* The task
Tally the lines holding "alebo" and state only that figure.

* Data supplied
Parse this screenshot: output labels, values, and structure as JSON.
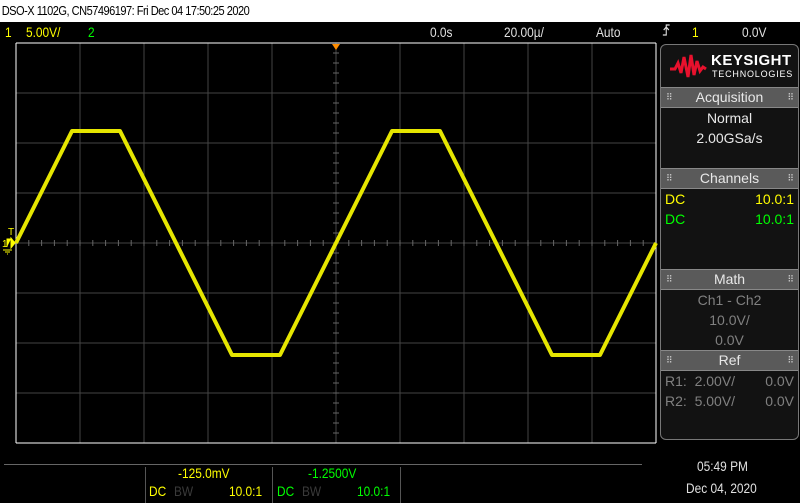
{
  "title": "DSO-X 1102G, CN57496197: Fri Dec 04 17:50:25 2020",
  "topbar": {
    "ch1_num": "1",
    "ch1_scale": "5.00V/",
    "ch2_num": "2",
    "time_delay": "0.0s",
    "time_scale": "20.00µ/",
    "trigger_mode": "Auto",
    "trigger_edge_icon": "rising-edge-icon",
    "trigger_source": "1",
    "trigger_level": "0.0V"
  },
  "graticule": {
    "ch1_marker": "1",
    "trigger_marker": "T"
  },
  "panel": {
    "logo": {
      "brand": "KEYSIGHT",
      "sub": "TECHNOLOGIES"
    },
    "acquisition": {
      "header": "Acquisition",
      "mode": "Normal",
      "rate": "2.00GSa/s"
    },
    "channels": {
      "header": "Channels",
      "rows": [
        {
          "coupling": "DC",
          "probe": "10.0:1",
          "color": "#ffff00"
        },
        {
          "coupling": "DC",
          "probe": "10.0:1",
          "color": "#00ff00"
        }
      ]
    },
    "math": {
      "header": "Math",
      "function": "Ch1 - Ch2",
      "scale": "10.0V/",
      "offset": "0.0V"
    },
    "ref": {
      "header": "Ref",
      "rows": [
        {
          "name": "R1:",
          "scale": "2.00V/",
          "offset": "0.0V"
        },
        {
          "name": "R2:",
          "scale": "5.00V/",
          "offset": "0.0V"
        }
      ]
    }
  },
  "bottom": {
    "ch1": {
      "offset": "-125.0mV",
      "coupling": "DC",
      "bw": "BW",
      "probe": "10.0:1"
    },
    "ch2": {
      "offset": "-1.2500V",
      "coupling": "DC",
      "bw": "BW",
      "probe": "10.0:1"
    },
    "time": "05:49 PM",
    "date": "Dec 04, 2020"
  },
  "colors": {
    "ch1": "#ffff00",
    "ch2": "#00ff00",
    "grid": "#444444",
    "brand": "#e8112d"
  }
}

...

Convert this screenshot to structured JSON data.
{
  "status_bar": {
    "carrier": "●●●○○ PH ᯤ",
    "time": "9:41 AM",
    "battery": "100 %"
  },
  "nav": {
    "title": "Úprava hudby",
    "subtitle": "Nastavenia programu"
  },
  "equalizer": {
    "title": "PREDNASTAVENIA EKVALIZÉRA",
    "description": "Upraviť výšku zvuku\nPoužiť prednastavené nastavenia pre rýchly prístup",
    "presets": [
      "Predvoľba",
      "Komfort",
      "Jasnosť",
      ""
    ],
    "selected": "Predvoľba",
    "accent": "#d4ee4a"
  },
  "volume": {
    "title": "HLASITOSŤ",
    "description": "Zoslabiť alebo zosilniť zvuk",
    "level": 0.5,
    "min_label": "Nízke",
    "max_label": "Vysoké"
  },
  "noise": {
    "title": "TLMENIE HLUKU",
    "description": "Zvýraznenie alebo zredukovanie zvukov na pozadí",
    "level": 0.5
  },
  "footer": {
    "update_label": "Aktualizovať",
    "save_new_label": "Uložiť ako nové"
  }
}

* Response to the task
2